━━━━━ Stored data ━━━━━
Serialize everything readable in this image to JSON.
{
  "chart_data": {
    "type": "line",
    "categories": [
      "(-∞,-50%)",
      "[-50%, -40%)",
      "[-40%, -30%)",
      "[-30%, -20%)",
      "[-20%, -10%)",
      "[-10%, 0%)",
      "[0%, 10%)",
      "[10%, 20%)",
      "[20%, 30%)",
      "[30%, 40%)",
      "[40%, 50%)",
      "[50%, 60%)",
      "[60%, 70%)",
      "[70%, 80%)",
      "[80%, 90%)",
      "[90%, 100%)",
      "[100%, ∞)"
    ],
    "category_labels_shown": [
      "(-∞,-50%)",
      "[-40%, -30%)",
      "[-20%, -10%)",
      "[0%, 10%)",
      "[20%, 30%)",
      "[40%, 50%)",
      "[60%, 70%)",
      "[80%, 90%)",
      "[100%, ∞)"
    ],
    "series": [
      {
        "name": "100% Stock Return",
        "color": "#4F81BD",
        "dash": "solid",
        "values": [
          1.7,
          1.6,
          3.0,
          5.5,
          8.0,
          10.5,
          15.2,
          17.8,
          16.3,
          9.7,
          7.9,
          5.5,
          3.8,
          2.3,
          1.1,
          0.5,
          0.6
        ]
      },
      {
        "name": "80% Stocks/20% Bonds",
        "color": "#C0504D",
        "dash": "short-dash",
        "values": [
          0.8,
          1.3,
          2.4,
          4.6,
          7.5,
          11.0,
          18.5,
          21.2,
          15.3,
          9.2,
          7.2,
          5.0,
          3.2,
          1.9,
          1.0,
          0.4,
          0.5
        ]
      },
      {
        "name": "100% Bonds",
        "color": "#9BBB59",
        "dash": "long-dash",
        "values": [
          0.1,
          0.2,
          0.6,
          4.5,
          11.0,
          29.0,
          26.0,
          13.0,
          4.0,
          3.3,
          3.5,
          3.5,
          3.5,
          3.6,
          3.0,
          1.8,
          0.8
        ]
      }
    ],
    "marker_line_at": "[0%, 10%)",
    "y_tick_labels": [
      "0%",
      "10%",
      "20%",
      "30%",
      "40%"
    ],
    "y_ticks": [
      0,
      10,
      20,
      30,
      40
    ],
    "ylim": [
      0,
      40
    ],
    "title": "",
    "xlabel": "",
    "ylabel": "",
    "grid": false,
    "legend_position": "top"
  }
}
━━━━━
__Task goal__
Return each entry from the material above exactly as it appears.

__Completed task__
Serialize everything readable in this image to JSON.
{
  "chart_data": {
    "type": "line",
    "categories": [
      "(-∞,-50%)",
      "[-50%, -40%)",
      "[-40%, -30%)",
      "[-30%, -20%)",
      "[-20%, -10%)",
      "[-10%, 0%)",
      "[0%, 10%)",
      "[10%, 20%)",
      "[20%, 30%)",
      "[30%, 40%)",
      "[40%, 50%)",
      "[50%, 60%)",
      "[60%, 70%)",
      "[70%, 80%)",
      "[80%, 90%)",
      "[90%, 100%)",
      "[100%, ∞)"
    ],
    "category_labels_shown": [
      "(-∞,-50%)",
      "[-40%, -30%)",
      "[-20%, -10%)",
      "[0%, 10%)",
      "[20%, 30%)",
      "[40%, 50%)",
      "[60%, 70%)",
      "[80%, 90%)",
      "[100%, ∞)"
    ],
    "series": [
      {
        "name": "100% Stock Return",
        "color": "#4F81BD",
        "dash": "solid",
        "values": [
          1.7,
          1.6,
          3.0,
          5.5,
          8.0,
          10.5,
          15.2,
          17.8,
          16.3,
          9.7,
          7.9,
          5.5,
          3.8,
          2.3,
          1.1,
          0.5,
          0.6
        ]
      },
      {
        "name": "80% Stocks/20% Bonds",
        "color": "#C0504D",
        "dash": "short-dash",
        "values": [
          0.8,
          1.3,
          2.4,
          4.6,
          7.5,
          11.0,
          18.5,
          21.2,
          15.3,
          9.2,
          7.2,
          5.0,
          3.2,
          1.9,
          1.0,
          0.4,
          0.5
        ]
      },
      {
        "name": "100% Bonds",
        "color": "#9BBB59",
        "dash": "long-dash",
        "values": [
          0.1,
          0.2,
          0.6,
          4.5,
          11.0,
          29.0,
          26.0,
          13.0,
          4.0,
          3.3,
          3.5,
          3.5,
          3.5,
          3.6,
          3.0,
          1.8,
          0.8
        ]
      }
    ],
    "marker_line_at": "[0%, 10%)",
    "y_tick_labels": [
      "0%",
      "10%",
      "20%",
      "30%",
      "40%"
    ],
    "y_ticks": [
      0,
      10,
      20,
      30,
      40
    ],
    "ylim": [
      0,
      40
    ],
    "title": "",
    "xlabel": "",
    "ylabel": "",
    "grid": false,
    "legend_position": "top"
  }
}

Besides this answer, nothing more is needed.